**Extracted material:**
------------------------
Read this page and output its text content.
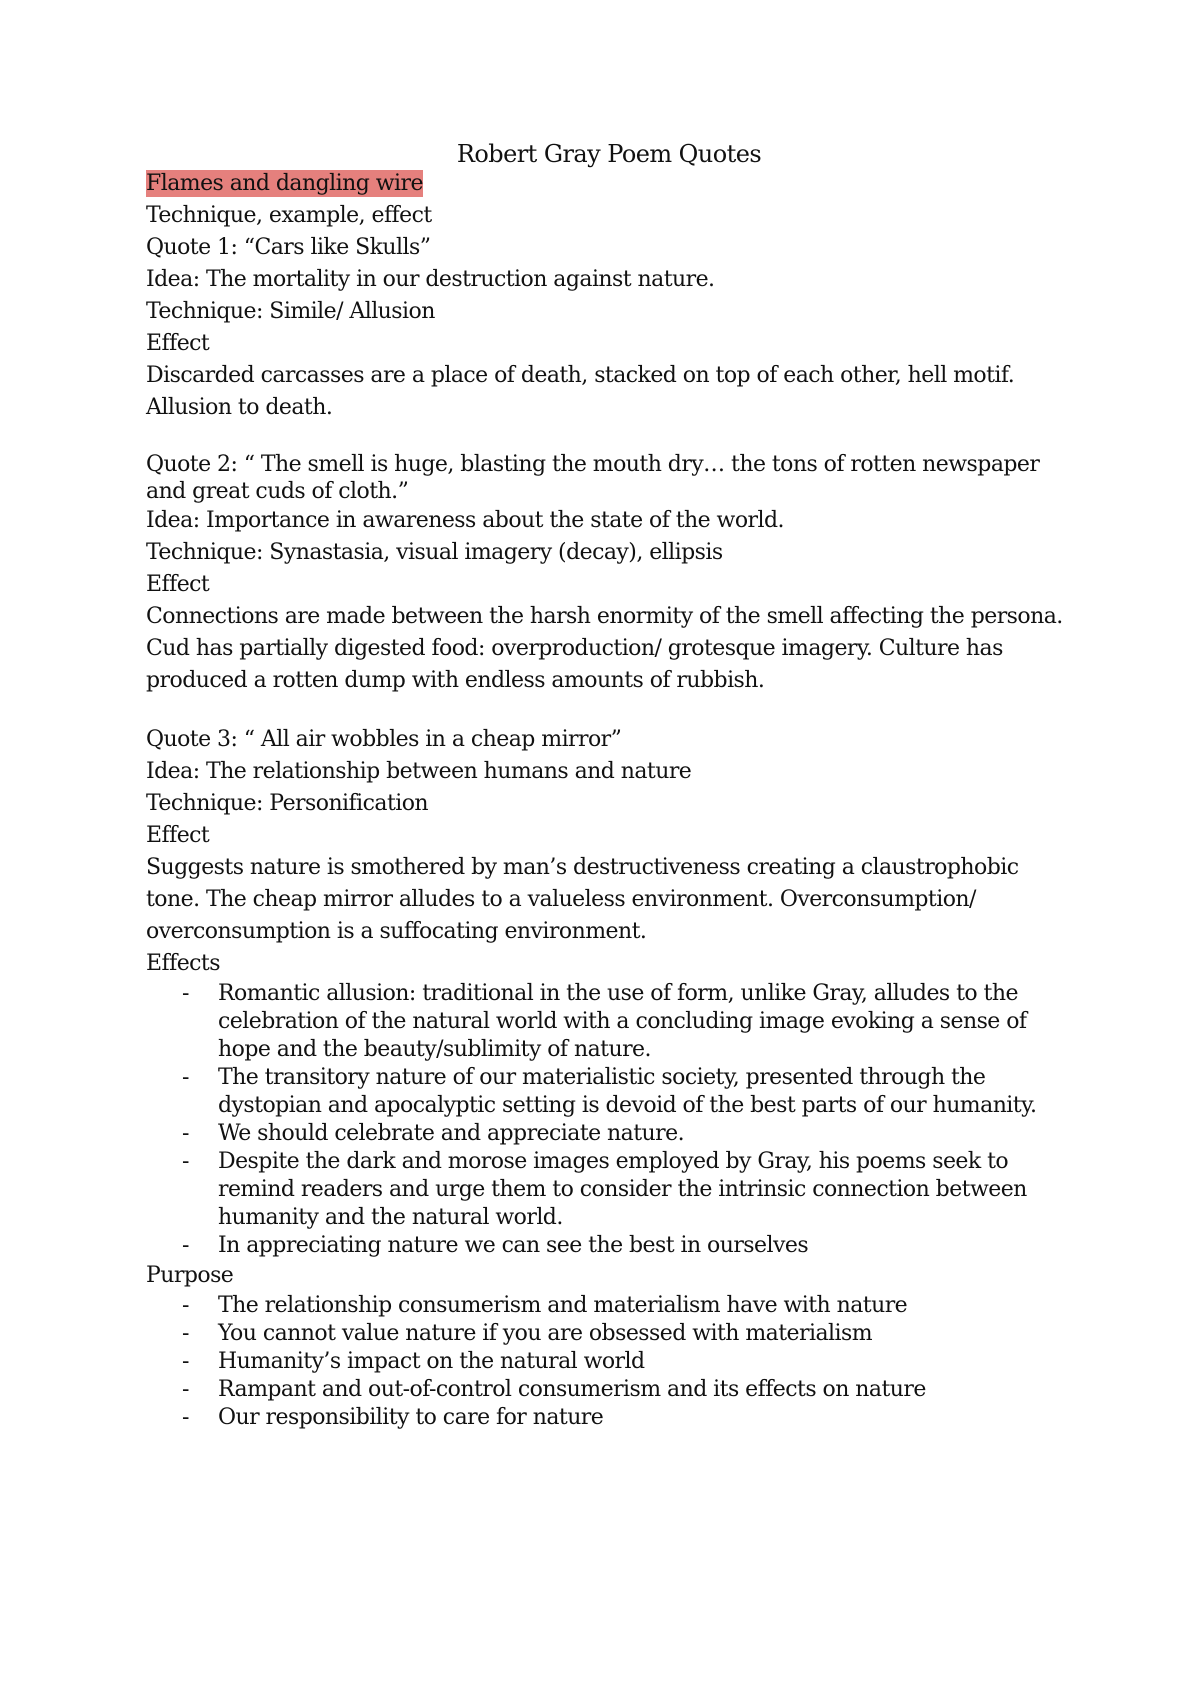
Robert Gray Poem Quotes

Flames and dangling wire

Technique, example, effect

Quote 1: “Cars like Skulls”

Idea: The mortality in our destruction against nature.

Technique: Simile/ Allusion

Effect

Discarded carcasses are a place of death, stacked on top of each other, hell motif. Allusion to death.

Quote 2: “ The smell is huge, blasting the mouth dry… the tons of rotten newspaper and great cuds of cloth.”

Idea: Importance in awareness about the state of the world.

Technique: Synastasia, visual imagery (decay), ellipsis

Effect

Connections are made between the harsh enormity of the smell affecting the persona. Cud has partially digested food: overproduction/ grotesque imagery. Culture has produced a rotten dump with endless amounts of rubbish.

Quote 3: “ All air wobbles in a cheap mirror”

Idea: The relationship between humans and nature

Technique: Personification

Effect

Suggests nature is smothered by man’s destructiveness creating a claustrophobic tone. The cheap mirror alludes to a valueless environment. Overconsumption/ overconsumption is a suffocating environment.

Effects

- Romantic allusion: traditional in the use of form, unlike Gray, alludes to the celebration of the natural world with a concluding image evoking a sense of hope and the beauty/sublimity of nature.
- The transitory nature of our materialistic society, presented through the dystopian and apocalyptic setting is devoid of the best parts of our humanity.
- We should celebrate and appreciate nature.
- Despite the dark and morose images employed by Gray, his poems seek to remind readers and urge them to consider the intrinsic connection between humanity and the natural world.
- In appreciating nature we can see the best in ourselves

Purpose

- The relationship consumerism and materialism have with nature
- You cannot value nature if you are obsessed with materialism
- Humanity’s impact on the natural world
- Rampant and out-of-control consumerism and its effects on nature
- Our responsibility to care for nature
------------------------
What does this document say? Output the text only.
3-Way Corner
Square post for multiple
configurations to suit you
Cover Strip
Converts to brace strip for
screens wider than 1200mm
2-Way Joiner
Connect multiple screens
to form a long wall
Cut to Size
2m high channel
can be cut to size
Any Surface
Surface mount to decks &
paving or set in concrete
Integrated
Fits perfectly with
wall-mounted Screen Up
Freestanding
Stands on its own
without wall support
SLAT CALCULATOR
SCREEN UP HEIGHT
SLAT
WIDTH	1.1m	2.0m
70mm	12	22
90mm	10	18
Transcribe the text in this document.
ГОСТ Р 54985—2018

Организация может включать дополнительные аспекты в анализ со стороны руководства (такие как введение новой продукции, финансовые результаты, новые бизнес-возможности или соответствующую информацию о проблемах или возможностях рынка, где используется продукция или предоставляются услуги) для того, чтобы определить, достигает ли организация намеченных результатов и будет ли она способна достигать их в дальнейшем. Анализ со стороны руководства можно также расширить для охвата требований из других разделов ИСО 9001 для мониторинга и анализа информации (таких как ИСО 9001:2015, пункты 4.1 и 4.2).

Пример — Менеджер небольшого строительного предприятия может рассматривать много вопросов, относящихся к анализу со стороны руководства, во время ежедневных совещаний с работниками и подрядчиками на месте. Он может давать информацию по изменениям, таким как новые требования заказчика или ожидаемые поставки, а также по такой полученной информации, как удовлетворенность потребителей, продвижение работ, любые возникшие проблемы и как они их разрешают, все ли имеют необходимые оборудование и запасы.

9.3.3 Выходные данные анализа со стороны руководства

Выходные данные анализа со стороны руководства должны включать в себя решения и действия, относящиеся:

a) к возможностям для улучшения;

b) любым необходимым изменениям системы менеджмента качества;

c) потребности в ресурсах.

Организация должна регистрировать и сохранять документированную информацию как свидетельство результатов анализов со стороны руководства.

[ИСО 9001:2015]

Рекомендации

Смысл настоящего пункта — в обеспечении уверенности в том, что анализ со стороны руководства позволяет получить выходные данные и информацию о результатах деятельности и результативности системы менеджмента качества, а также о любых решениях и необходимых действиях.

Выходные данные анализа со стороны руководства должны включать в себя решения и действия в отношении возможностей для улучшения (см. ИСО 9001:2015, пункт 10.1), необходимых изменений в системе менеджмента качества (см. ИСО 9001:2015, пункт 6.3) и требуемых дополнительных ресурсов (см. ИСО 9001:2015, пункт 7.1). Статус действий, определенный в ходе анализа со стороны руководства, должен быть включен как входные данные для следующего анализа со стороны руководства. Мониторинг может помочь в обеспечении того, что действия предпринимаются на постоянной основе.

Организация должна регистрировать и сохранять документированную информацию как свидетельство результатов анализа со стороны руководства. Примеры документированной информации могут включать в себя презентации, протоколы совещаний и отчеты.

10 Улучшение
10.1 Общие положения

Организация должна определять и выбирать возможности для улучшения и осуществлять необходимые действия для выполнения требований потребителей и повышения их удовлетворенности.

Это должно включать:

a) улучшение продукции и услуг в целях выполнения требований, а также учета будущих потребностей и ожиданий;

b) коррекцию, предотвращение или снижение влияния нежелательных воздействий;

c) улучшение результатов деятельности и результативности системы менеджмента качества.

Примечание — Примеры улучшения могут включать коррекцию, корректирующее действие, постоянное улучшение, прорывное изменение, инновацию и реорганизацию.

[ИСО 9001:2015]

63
------------------------
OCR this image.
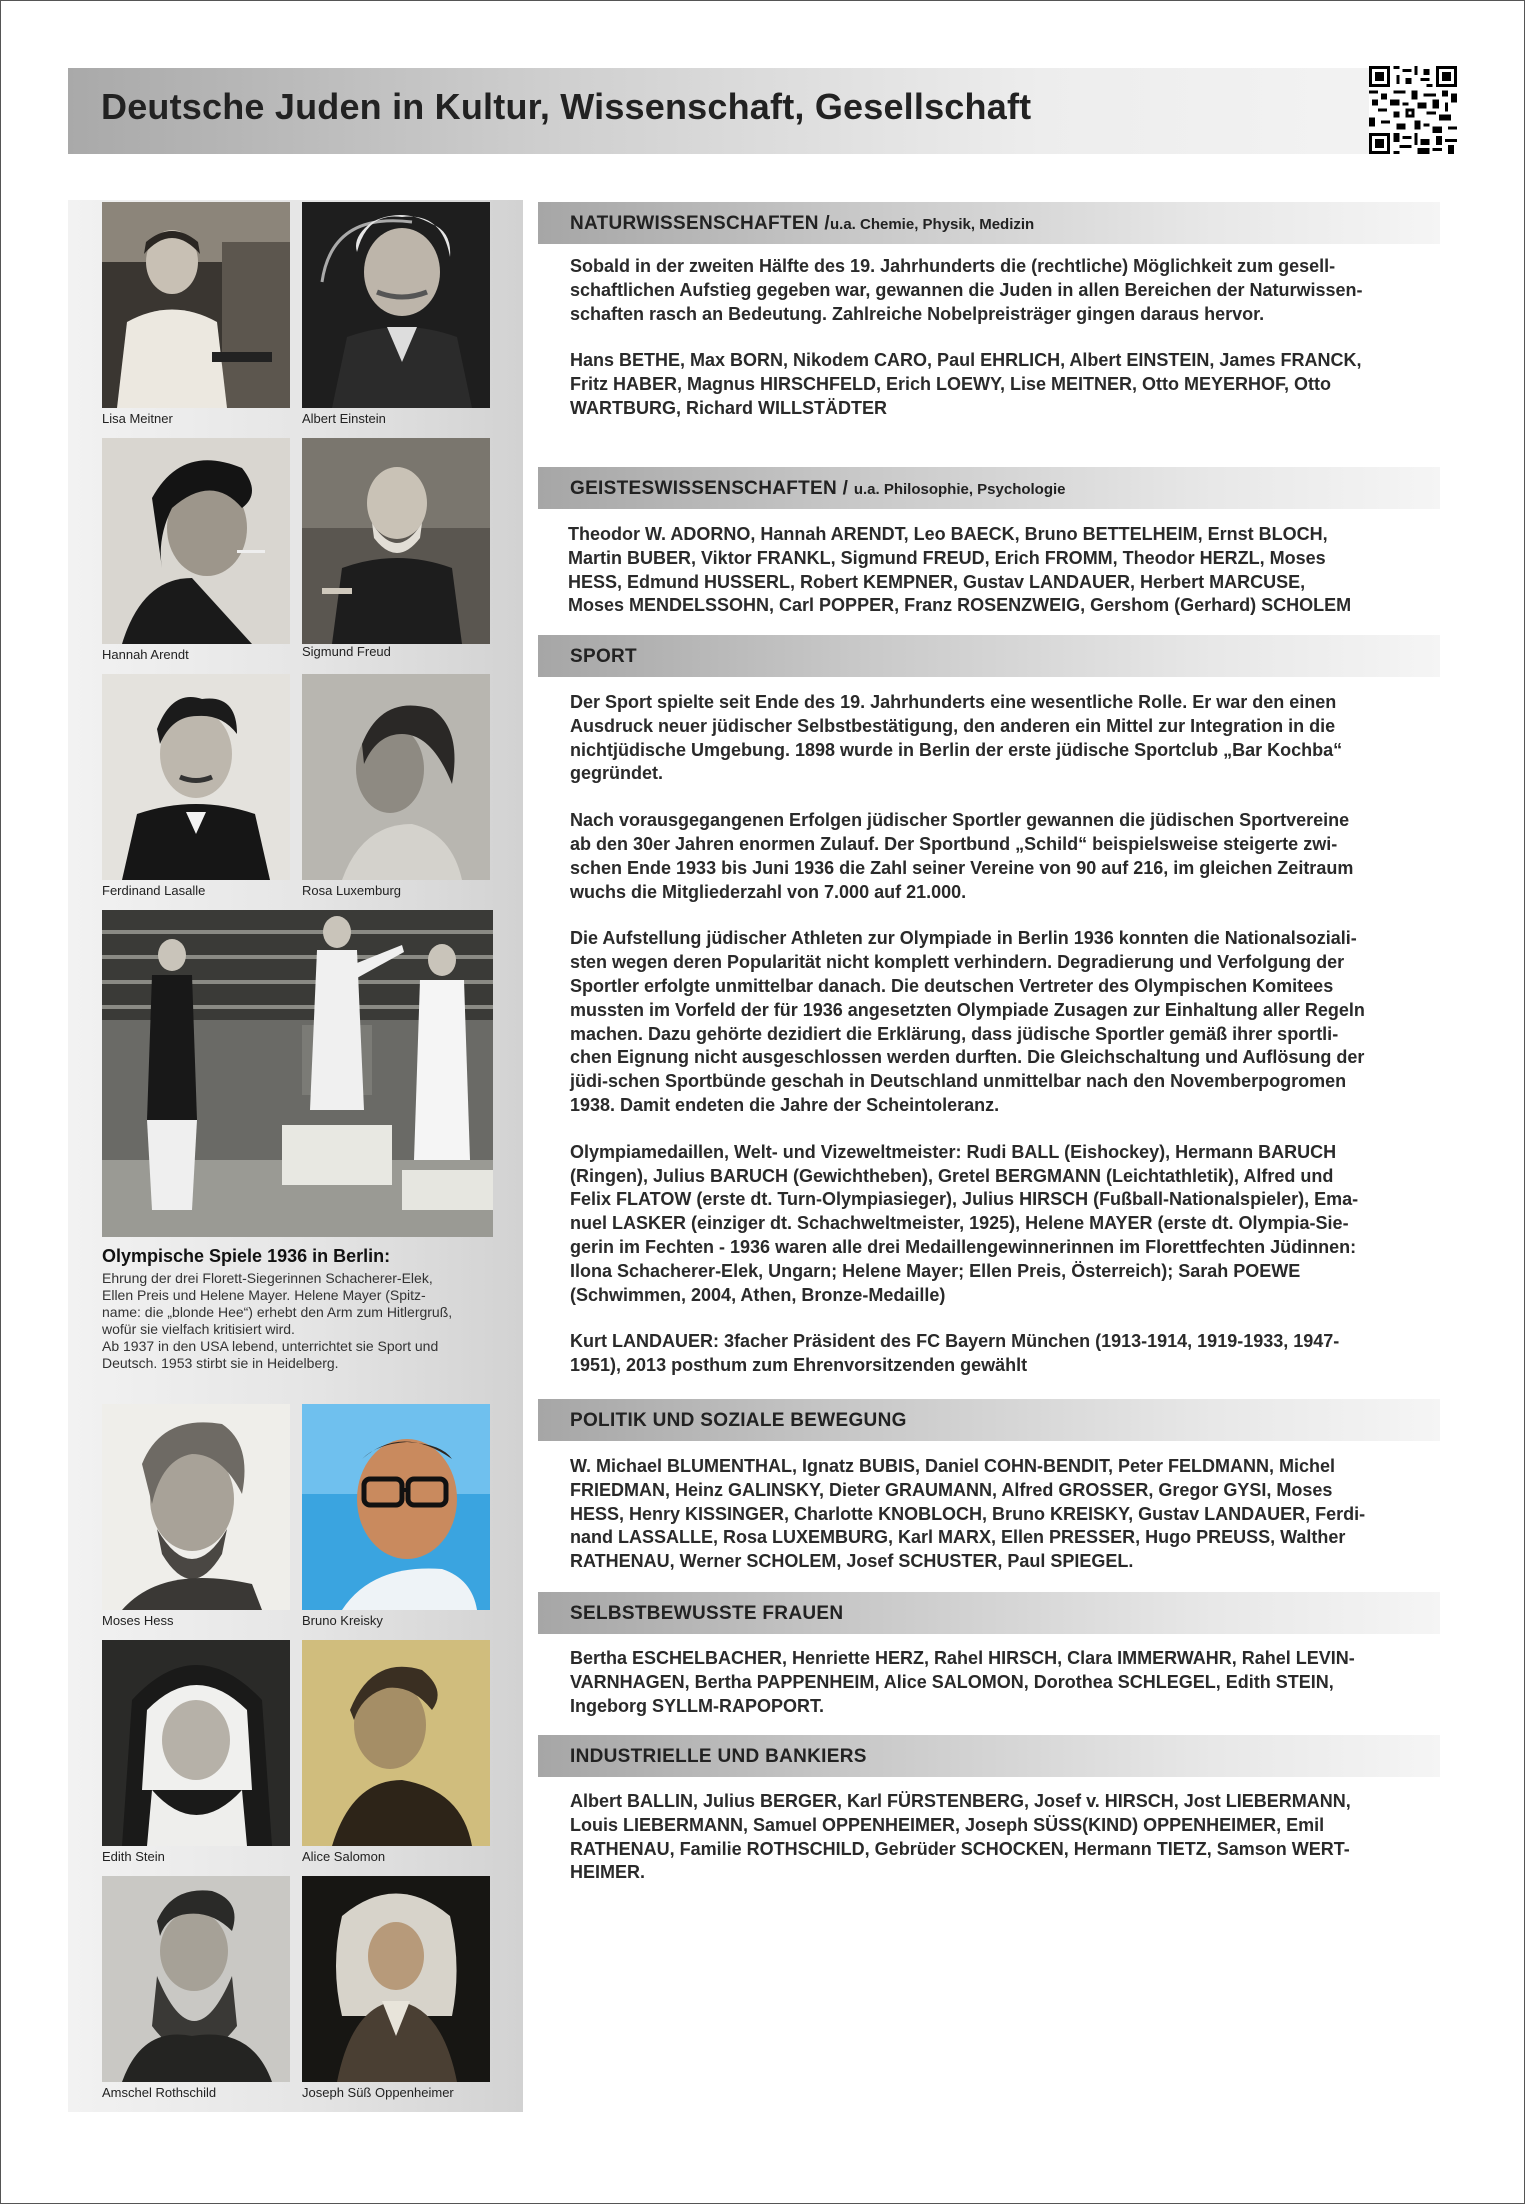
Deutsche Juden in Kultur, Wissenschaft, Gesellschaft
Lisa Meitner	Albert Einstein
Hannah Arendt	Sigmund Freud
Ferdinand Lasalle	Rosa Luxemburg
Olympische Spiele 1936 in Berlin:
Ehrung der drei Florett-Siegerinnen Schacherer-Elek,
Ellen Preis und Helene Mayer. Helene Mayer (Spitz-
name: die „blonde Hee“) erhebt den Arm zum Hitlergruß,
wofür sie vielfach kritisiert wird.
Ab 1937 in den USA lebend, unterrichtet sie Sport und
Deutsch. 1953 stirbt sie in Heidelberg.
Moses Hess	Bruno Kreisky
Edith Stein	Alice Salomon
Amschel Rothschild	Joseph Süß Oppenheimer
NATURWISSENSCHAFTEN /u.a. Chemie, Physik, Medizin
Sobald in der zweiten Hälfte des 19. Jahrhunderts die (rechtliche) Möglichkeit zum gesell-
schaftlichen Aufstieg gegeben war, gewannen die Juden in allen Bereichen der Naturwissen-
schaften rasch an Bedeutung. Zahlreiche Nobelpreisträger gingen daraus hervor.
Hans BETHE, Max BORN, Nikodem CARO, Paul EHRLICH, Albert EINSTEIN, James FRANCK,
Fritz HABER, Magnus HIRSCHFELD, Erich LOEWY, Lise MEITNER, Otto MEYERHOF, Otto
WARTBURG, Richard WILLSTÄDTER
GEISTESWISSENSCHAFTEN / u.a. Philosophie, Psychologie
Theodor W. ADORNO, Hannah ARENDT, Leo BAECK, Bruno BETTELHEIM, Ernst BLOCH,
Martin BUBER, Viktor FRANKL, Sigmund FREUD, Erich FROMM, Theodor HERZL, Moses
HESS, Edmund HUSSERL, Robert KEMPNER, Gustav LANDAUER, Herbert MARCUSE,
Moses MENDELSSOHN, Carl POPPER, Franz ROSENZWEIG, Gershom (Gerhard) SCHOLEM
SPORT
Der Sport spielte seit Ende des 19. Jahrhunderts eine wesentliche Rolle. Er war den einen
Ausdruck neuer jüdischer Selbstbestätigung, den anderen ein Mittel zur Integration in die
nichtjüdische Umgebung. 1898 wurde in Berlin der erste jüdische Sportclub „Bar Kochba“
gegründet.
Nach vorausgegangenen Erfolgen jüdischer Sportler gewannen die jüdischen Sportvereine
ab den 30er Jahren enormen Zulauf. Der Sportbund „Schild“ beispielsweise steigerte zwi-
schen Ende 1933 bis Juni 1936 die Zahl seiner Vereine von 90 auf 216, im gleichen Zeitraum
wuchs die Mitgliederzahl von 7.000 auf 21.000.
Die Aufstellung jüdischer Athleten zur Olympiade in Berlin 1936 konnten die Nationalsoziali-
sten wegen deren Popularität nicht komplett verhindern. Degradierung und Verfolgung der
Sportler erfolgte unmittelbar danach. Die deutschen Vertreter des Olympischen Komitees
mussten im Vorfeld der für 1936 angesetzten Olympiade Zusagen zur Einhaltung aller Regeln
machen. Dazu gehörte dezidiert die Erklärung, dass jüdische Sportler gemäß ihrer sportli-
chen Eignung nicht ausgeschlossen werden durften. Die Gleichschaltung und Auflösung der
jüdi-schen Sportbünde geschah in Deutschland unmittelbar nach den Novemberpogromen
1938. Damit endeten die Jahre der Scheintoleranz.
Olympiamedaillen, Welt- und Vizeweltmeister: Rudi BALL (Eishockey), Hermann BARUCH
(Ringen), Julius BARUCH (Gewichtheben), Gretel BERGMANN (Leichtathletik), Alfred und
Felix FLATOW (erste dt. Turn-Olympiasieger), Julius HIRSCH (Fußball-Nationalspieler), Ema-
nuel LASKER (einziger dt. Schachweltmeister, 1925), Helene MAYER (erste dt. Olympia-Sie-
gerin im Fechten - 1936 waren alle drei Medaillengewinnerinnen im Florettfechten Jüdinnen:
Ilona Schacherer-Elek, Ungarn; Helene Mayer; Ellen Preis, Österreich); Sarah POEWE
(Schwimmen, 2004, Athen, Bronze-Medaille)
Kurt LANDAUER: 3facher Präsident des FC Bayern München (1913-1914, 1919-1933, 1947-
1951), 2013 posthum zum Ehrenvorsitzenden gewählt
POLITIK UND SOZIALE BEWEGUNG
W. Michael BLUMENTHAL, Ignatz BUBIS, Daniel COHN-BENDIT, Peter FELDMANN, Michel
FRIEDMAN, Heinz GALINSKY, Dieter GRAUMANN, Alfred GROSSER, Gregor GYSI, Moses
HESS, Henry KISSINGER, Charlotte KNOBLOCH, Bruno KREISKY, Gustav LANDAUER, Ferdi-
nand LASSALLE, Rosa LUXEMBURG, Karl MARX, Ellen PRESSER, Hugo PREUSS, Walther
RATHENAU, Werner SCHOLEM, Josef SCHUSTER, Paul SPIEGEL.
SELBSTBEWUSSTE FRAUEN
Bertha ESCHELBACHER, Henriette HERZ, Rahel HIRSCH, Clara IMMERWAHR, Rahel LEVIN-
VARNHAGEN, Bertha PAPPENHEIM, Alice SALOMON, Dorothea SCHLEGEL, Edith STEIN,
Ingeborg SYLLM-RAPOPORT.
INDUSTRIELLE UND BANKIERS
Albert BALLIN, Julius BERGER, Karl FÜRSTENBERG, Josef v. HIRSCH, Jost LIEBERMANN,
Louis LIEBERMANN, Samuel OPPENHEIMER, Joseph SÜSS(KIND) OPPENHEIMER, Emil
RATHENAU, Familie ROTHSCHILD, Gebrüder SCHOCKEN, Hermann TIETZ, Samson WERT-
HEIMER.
------------------------
**Given problem:**
Return every line containing "Helene".

**Result of the exercise:**
Ellen Preis und Helene Mayer. Helene Mayer (Spitz-
nuel LASKER (einziger dt. Schachweltmeister, 1925), Helene MAYER (erste dt. Olympia-Sie-
Ilona Schacherer-Elek, Ungarn; Helene Mayer; Ellen Preis, Österreich); Sarah POEWE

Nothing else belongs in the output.